**Task description:** Only a number is wanted: how many lines of the entries include the string "Cancelar"?

[Dataset items]
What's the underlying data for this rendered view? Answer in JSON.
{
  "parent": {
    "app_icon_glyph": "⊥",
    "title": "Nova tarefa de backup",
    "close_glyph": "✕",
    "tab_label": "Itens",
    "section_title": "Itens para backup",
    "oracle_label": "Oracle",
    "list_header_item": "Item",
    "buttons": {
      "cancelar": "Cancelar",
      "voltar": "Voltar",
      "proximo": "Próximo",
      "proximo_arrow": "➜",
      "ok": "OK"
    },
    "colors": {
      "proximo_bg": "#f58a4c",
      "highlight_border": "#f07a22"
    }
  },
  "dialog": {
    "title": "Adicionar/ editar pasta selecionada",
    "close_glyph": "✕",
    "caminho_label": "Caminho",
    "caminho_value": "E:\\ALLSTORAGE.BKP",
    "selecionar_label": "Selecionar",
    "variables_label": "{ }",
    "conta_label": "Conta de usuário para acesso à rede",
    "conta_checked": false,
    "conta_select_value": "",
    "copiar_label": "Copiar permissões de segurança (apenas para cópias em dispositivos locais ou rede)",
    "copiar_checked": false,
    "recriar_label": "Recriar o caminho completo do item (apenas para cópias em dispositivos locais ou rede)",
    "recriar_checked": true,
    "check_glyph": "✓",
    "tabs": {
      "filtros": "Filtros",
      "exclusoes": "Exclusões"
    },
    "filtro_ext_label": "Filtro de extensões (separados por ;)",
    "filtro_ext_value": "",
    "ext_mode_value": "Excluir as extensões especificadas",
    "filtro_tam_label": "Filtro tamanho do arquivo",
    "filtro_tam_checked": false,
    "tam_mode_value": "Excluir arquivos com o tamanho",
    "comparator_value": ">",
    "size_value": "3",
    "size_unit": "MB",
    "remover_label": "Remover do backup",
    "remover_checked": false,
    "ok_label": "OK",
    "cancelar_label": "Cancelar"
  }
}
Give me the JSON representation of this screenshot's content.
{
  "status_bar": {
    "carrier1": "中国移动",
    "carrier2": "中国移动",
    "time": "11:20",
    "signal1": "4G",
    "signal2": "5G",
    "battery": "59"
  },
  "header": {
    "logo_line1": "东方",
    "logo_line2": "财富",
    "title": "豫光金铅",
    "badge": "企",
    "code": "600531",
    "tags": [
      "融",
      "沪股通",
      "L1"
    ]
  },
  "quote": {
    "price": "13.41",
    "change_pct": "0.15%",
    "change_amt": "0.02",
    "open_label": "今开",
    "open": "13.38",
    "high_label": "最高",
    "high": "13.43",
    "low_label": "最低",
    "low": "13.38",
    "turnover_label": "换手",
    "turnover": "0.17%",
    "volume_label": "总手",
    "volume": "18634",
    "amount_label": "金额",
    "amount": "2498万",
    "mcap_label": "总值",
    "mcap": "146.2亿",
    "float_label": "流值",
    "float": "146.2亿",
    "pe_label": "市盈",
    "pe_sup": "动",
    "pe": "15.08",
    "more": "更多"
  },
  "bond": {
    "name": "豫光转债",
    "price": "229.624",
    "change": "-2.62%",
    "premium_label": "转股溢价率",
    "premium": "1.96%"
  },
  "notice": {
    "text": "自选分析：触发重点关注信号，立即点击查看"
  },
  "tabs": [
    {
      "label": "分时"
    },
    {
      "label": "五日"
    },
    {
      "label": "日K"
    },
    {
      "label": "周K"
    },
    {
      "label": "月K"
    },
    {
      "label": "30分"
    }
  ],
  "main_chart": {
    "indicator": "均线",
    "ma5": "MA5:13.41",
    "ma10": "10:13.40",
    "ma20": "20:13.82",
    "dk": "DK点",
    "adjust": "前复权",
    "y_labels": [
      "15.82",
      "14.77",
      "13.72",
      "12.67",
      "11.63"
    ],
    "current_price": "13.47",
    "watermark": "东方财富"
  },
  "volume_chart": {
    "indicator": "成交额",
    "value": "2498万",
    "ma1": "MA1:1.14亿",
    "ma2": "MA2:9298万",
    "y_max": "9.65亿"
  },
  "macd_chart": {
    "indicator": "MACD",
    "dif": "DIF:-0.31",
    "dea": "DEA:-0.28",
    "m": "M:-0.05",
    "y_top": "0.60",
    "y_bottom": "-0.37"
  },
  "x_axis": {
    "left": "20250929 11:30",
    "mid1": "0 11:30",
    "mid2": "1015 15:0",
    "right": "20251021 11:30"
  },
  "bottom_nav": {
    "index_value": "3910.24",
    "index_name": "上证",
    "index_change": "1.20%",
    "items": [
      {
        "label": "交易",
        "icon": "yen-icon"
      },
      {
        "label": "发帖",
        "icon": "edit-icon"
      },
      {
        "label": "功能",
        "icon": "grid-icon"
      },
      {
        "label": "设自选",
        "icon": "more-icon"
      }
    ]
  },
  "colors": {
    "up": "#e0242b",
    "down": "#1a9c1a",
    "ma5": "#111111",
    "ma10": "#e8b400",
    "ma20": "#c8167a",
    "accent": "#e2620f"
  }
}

**Solved problem:** 2